Show, in full, each line of the data that contains "through".

════════════════

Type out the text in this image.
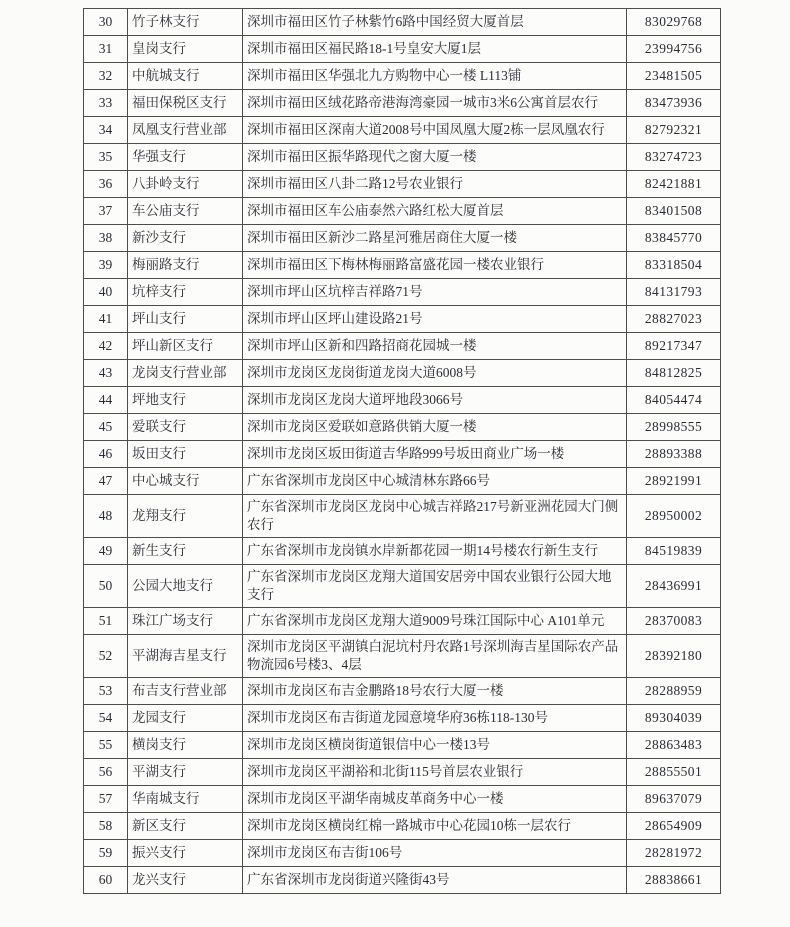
30	竹子林支行	深圳市福田区竹子林紫竹6路中国经贸大厦首层	83029768
31	皇岗支行	深圳市福田区福民路18-1号皇安大厦1层	23994756
32	中航城支行	深圳市福田区华强北九方购物中心一楼 L113铺	23481505
33	福田保税区支行	深圳市福田区绒花路帝港海湾豪园一城市3米6公寓首层农行	83473936
34	凤凰支行营业部	深圳市福田区深南大道2008号中国凤凰大厦2栋一层凤凰农行	82792321
35	华强支行	深圳市福田区振华路现代之窗大厦一楼	83274723
36	八卦岭支行	深圳市福田区八卦二路12号农业银行	82421881
37	车公庙支行	深圳市福田区车公庙泰然六路红松大厦首层	83401508
38	新沙支行	深圳市福田区新沙二路星河雅居商住大厦一楼	83845770
39	梅丽路支行	深圳市福田区下梅林梅丽路富盛花园一楼农业银行	83318504
40	坑梓支行	深圳市坪山区坑梓吉祥路71号	84131793
41	坪山支行	深圳市坪山区坪山建设路21号	28827023
42	坪山新区支行	深圳市坪山区新和四路招商花园城一楼	89217347
43	龙岗支行营业部	深圳市龙岗区龙岗街道龙岗大道6008号	84812825
44	坪地支行	深圳市龙岗区龙岗大道坪地段3066号	84054474
45	爱联支行	深圳市龙岗区爱联如意路供销大厦一楼	28998555
46	坂田支行	深圳市龙岗区坂田街道吉华路999号坂田商业广场一楼	28893388
47	中心城支行	广东省深圳市龙岗区中心城清林东路66号	28921991
48	龙翔支行	广东省深圳市龙岗区龙岗中心城吉祥路217号新亚洲花园大门侧农行	28950002
49	新生支行	广东省深圳市龙岗镇水岸新都花园一期14号楼农行新生支行	84519839
50	公园大地支行	广东省深圳市龙岗区龙翔大道国安居旁中国农业银行公园大地支行	28436991
51	珠江广场支行	广东省深圳市龙岗区龙翔大道9009号珠江国际中心 A101单元	28370083
52	平湖海吉星支行	深圳市龙岗区平湖镇白泥坑村丹农路1号深圳海吉星国际农产品物流园6号楼3、4层	28392180
53	布吉支行营业部	深圳市龙岗区布吉金鹏路18号农行大厦一楼	28288959
54	龙园支行	深圳市龙岗区布吉街道龙园意境华府36栋118-130号	89304039
55	横岗支行	深圳市龙岗区横岗街道银信中心一楼13号	28863483
56	平湖支行	深圳市龙岗区平湖裕和北街115号首层农业银行	28855501
57	华南城支行	深圳市龙岗区平湖华南城皮革商务中心一楼	89637079
58	新区支行	深圳市龙岗区横岗红棉一路城市中心花园10栋一层农行	28654909
59	振兴支行	深圳市龙岗区布吉街106号	28281972
60	龙兴支行	广东省深圳市龙岗街道兴隆街43号	28838661
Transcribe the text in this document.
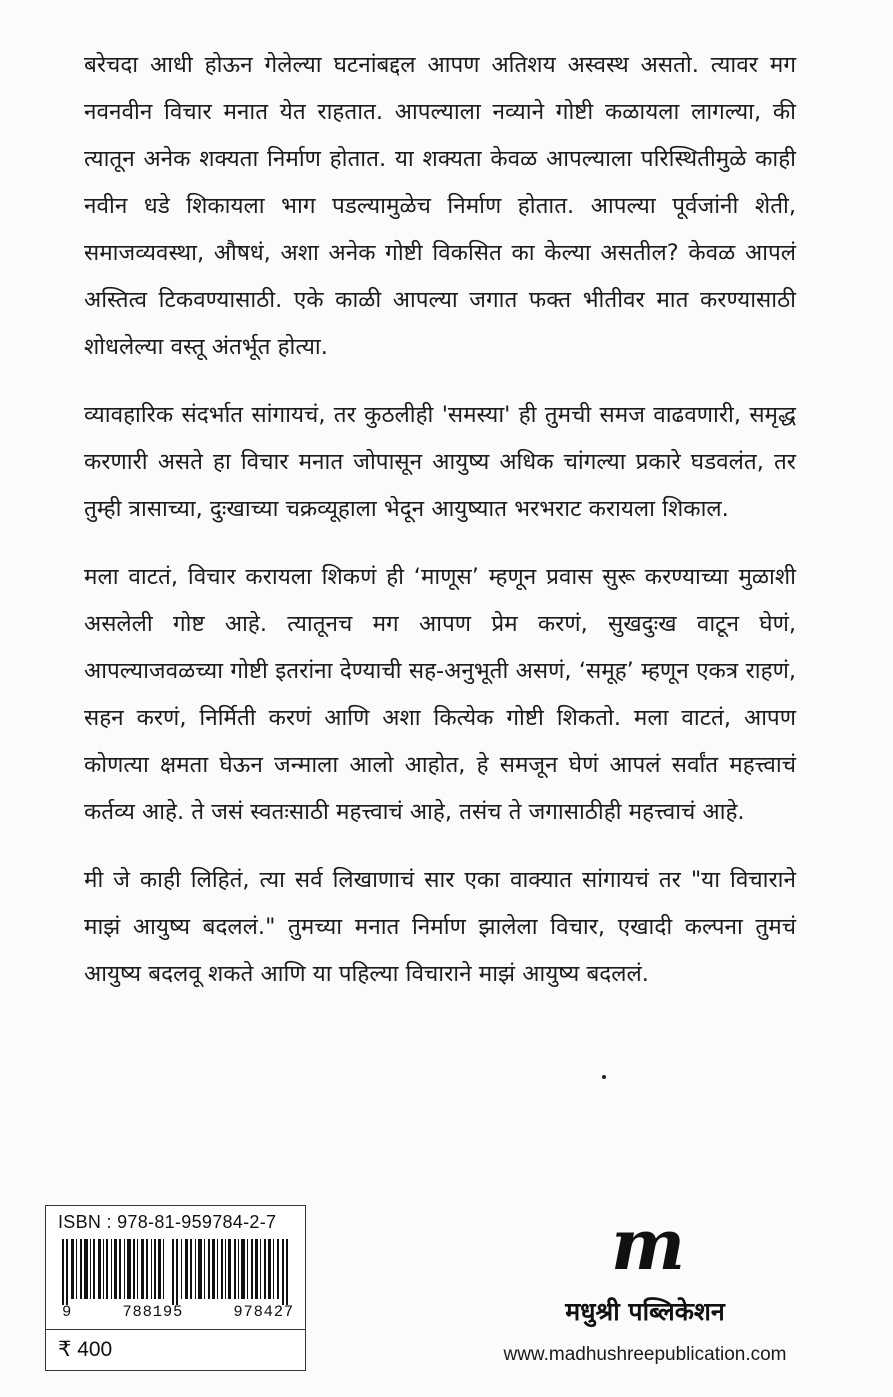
बरेचदा आधी होऊन गेलेल्या घटनांबद्दल आपण अतिशय अस्वस्थ असतो. त्यावर मग नवनवीन विचार मनात येत राहतात. आपल्याला नव्याने गोष्टी कळायला लागल्या, की त्यातून अनेक शक्यता निर्माण होतात. या शक्यता केवळ आपल्याला परिस्थितीमुळे काही नवीन धडे शिकायला भाग पडल्यामुळेच निर्माण होतात. आपल्या पूर्वजांनी शेती, समाजव्यवस्था, औषधं, अशा अनेक गोष्टी विकसित का केल्या असतील? केवळ आपलं अस्तित्व टिकवण्यासाठी. एके काळी आपल्या जगात फक्त भीतीवर मात करण्यासाठी शोधलेल्या वस्तू अंतर्भूत होत्या.

व्यावहारिक संदर्भात सांगायचं, तर कुठलीही 'समस्या' ही तुमची समज वाढवणारी, समृद्ध करणारी असते हा विचार मनात जोपासून आयुष्य अधिक चांगल्या प्रकारे घडवलंत, तर तुम्ही त्रासाच्या, दुःखाच्या चक्रव्यूहाला भेदून आयुष्यात भरभराट करायला शिकाल.

मला वाटतं, विचार करायला शिकणं ही ‘माणूस’ म्हणून प्रवास सुरू करण्याच्या मुळाशी असलेली गोष्ट आहे. त्यातूनच मग आपण प्रेम करणं, सुखदुःख वाटून घेणं, आपल्याजवळच्या गोष्टी इतरांना देण्याची सह-अनुभूती असणं, ‘समूह’ म्हणून एकत्र राहणं, सहन करणं, निर्मिती करणं आणि अशा कित्येक गोष्टी शिकतो. मला वाटतं, आपण कोणत्या क्षमता घेऊन जन्माला आलो आहोत, हे समजून घेणं आपलं सर्वांत महत्त्वाचं कर्तव्य आहे. ते जसं स्वतःसाठी महत्त्वाचं आहे, तसंच ते जगासाठीही महत्त्वाचं आहे.

मी जे काही लिहितं, त्या सर्व लिखाणाचं सार एका वाक्यात सांगायचं तर "या विचाराने माझं आयुष्य बदललं." तुमच्या मनात निर्माण झालेला विचार, एखादी कल्पना तुमचं आयुष्य बदलवू शकते आणि या पहिल्या विचाराने माझं आयुष्य बदललं.

ISBN : 978-81-959784-2-7
9	788195	978427
₹ 400
m
मधुश्री पब्लिकेशन
www.madhushreepublication.com
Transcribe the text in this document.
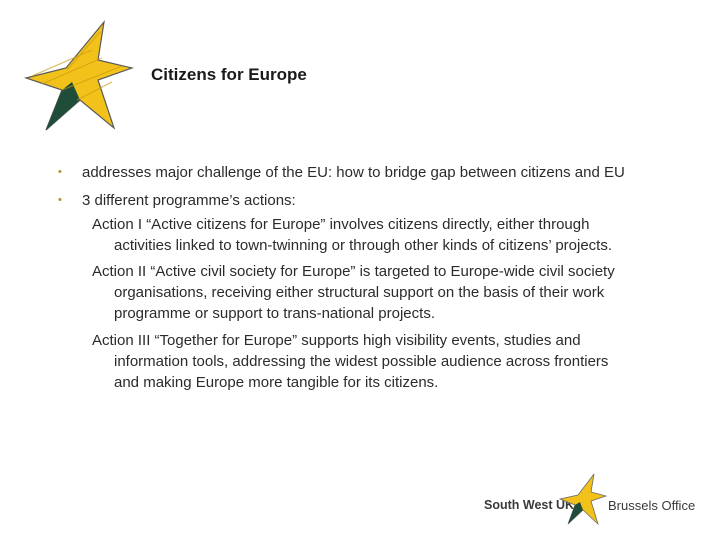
Citizens for Europe
• addresses major challenge of the EU: how to bridge gap between citizens and EU
• 3 different programme’s actions:
Action I “Active citizens for Europe” involves citizens directly, either through
activities linked to town-twinning or through other kinds of citizens’ projects.
Action II “Active civil society for Europe” is targeted to Europe-wide civil society
organisations, receiving either structural support on the basis of their work
programme or support to trans-national projects.
Action III “Together for Europe” supports high visibility events, studies and
information tools, addressing the widest possible audience across frontiers
and making Europe more tangible for its citizens.
South West UK	Brussels Office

════════════════

- **Expected answer**
Action I “Active citizens for Europe” involves citizens directly, either through
activities linked to town-twinning or through other kinds of citizens’ projects.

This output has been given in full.